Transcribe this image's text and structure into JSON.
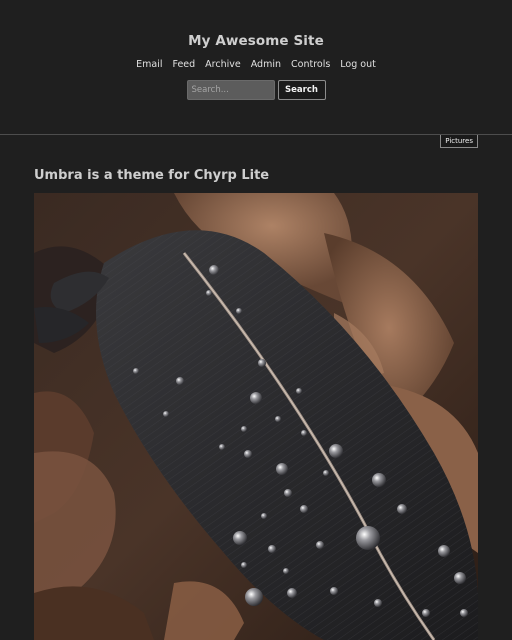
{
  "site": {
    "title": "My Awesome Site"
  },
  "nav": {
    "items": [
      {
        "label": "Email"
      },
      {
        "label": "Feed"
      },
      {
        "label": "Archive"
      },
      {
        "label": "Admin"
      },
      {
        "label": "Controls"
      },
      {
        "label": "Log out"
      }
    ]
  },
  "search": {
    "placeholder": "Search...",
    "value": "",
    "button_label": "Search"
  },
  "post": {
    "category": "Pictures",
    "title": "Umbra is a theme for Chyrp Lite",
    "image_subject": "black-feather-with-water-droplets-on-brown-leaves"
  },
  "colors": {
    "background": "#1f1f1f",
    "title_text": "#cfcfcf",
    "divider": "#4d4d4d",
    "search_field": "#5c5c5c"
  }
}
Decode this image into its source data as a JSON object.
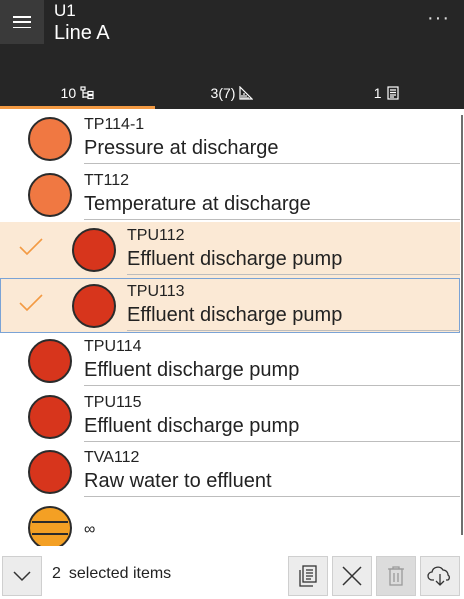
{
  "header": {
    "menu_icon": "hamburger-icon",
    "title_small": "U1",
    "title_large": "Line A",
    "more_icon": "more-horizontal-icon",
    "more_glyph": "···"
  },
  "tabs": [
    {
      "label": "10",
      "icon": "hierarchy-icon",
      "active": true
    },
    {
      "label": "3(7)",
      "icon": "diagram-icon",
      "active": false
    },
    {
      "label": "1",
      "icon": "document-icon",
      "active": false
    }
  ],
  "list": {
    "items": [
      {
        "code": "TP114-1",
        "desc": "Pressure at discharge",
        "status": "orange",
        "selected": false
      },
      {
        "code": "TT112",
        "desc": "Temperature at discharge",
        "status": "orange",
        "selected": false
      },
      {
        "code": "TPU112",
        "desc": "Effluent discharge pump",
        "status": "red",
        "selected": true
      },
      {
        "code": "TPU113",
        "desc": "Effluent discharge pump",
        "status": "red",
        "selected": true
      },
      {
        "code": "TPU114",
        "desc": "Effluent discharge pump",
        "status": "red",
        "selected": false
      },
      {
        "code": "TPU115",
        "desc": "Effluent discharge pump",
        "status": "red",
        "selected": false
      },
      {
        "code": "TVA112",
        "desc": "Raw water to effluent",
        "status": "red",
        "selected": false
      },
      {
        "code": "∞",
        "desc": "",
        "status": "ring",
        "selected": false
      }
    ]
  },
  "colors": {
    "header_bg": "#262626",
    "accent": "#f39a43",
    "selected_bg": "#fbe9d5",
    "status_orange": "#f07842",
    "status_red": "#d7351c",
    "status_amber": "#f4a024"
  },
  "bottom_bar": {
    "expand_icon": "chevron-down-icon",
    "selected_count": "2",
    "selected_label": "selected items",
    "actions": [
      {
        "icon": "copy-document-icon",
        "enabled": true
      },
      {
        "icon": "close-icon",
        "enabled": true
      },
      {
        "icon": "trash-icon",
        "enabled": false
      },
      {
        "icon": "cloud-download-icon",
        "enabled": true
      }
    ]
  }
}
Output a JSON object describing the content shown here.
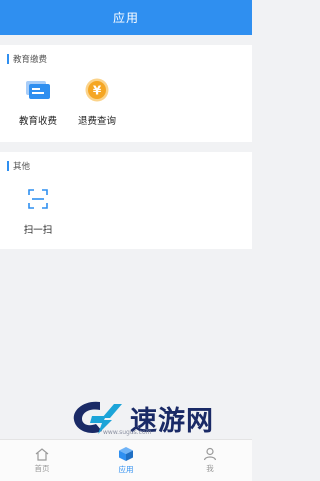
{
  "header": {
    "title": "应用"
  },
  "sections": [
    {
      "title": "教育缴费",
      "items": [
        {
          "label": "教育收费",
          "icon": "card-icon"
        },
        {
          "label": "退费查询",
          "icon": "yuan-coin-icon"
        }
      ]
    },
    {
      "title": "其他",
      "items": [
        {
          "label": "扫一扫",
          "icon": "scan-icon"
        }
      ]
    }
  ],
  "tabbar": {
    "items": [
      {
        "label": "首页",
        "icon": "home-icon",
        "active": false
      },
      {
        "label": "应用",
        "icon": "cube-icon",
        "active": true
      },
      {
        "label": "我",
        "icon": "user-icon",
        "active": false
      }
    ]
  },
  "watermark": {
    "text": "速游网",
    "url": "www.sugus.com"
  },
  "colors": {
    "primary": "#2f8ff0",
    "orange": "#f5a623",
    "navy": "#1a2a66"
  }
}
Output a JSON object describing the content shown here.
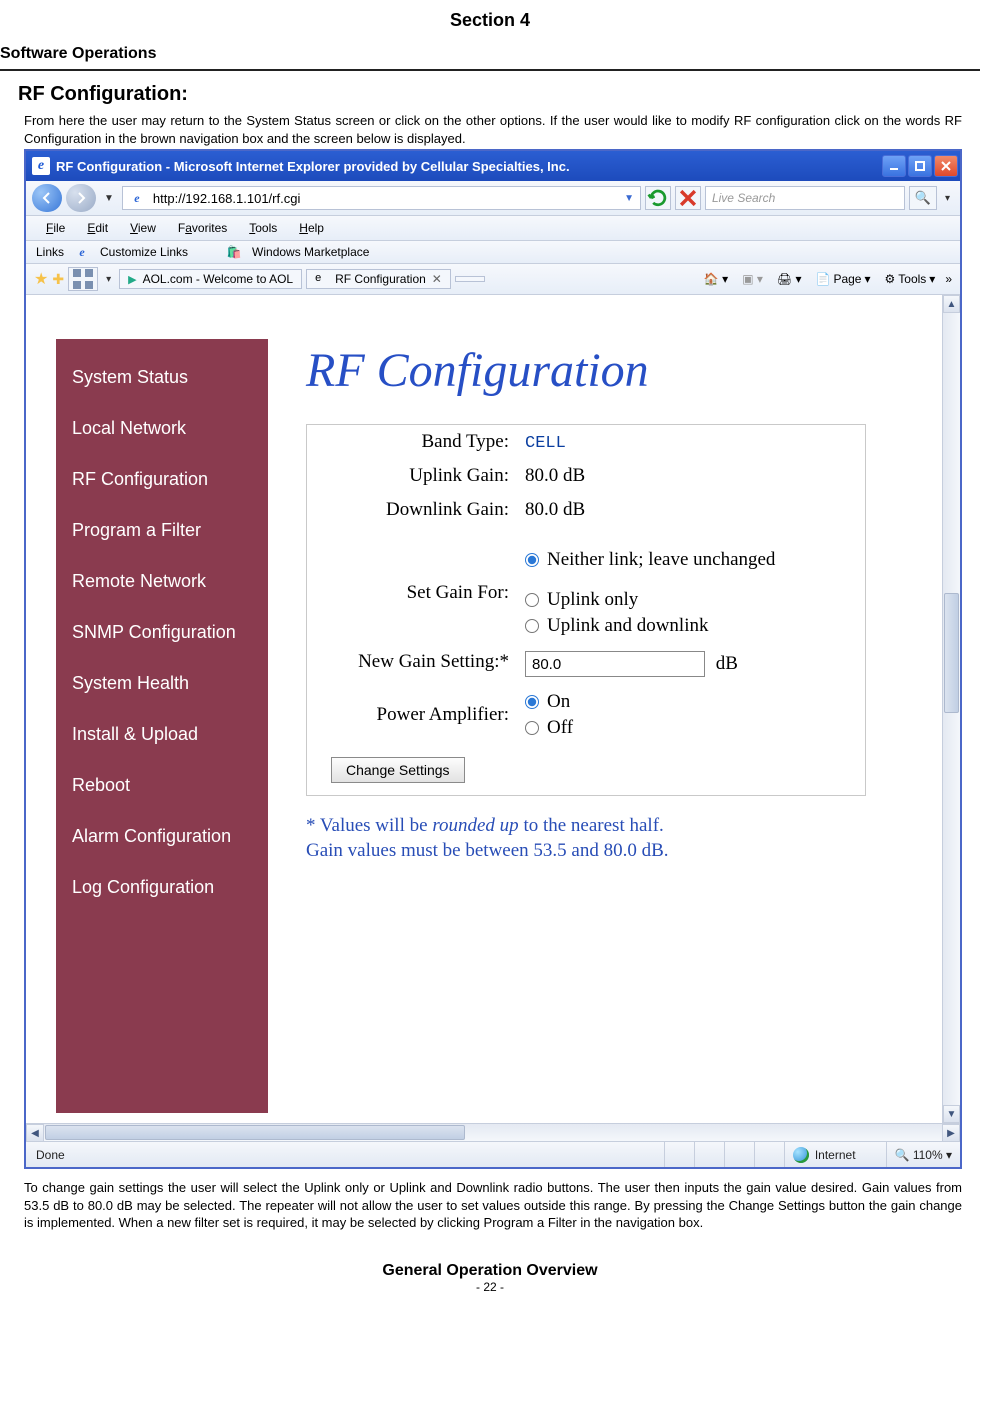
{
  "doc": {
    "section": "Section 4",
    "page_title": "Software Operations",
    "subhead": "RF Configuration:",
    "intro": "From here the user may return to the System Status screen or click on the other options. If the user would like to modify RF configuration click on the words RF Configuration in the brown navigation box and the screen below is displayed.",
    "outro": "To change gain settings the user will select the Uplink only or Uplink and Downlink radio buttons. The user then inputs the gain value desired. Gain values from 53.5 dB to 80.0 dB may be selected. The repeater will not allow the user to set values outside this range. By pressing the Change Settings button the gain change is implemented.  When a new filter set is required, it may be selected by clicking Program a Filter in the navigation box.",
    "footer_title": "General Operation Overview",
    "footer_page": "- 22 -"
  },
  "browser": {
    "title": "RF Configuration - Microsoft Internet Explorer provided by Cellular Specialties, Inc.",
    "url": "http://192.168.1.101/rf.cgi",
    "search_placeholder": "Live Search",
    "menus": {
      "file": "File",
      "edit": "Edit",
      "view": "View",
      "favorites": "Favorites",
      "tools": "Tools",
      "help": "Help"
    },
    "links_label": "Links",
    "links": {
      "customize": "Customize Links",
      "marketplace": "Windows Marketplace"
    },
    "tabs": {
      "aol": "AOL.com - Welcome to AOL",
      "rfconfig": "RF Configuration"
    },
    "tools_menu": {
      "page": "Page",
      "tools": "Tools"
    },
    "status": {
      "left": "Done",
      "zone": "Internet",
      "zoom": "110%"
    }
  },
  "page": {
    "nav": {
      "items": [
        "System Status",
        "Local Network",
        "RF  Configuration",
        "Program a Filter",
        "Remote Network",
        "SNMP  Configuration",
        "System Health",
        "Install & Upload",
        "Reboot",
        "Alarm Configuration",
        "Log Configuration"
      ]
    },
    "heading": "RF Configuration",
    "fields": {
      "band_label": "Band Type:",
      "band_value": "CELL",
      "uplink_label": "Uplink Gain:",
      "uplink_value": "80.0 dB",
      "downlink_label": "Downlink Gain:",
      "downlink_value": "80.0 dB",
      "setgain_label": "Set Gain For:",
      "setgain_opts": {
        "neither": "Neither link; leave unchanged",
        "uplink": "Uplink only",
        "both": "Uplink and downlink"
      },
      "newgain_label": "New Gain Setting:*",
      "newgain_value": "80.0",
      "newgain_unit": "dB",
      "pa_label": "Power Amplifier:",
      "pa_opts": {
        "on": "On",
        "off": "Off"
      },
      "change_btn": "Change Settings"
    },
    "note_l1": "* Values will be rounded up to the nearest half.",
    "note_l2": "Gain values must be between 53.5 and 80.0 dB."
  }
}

※

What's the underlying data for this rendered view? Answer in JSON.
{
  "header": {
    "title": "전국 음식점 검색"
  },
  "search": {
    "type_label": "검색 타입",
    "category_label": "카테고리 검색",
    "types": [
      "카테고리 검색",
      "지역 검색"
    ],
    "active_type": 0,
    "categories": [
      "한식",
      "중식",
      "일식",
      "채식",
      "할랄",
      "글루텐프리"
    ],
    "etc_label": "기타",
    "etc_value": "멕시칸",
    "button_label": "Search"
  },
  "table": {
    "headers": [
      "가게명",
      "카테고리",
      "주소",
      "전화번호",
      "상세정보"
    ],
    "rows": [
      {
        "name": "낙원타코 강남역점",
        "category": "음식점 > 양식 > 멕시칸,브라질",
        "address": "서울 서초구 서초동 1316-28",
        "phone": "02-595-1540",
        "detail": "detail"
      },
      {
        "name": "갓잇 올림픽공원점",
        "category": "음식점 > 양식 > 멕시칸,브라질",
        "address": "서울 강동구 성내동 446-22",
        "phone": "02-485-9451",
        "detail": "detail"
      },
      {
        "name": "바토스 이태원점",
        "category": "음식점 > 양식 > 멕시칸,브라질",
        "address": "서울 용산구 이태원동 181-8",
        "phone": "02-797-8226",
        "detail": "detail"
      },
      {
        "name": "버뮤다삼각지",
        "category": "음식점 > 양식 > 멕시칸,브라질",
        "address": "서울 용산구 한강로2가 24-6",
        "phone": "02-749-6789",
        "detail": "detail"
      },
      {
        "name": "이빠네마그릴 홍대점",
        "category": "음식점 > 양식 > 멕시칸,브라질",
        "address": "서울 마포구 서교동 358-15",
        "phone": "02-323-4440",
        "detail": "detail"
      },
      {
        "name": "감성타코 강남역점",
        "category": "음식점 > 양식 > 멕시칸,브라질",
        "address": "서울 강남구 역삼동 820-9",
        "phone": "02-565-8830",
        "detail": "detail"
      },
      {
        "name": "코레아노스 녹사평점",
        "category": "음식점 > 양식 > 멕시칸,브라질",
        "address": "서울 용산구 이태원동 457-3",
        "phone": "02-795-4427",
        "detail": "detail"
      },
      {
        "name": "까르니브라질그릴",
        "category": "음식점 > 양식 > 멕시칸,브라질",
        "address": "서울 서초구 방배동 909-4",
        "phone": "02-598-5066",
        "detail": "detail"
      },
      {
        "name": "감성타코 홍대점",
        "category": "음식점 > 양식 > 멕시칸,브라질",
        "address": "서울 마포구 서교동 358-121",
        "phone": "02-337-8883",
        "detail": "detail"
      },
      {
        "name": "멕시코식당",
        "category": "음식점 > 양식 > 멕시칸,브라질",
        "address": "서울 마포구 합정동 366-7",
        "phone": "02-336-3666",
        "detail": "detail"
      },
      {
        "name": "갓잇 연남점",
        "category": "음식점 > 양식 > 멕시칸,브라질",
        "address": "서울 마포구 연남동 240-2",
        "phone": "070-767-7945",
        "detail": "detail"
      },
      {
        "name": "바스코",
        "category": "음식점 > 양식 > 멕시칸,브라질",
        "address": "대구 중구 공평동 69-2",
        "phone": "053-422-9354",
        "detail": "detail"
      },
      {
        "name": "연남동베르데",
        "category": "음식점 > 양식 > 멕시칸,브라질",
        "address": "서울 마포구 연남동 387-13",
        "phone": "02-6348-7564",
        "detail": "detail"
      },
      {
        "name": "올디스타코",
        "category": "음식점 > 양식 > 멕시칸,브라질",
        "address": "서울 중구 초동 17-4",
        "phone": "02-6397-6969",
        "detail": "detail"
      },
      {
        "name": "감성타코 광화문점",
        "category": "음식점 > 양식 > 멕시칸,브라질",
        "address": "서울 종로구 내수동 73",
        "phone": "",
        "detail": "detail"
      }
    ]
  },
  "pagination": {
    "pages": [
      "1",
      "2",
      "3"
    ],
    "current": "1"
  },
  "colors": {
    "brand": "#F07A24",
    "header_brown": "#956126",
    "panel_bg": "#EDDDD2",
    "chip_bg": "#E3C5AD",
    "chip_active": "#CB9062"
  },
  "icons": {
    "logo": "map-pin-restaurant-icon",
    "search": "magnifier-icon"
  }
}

※

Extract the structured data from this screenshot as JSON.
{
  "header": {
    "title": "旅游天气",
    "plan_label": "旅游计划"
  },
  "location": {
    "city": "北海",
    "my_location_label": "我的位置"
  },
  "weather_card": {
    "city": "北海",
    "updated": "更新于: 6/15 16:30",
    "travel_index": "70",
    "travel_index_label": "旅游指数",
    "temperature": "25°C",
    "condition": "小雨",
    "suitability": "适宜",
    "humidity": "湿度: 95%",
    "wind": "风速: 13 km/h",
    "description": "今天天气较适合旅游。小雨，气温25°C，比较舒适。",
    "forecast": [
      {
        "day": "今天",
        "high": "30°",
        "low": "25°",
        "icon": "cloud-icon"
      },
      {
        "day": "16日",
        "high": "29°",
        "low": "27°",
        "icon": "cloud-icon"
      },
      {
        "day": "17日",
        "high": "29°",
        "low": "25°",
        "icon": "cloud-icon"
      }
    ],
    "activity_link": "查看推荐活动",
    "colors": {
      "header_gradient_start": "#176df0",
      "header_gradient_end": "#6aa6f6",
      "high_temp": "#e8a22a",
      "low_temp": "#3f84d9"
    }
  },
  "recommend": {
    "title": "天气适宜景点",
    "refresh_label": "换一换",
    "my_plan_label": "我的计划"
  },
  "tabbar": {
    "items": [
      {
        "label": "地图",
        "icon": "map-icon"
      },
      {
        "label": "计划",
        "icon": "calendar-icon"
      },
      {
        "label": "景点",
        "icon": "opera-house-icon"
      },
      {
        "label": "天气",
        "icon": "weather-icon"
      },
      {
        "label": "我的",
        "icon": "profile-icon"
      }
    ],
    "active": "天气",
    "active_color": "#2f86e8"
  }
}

※

Scan the listing above. Collect all lines with the word "will".

◆ RESULT OF THIS EXERCISE ◆
    "outro": "To change gain settings the user will select the Uplink only or Uplink and Downlink radio buttons. The user then inputs the gain value desired. Gain values from 53.5 dB to 80.0 dB may be selected. The repeater will not allow the user to set values outside this range. By pressing the Change Settings button the gain change is implemented.  When a new filter set is required, it may be selected by clicking Program a Filter in the navigation box.",
    "note_l1": "* Values will be rounded up to the nearest half.",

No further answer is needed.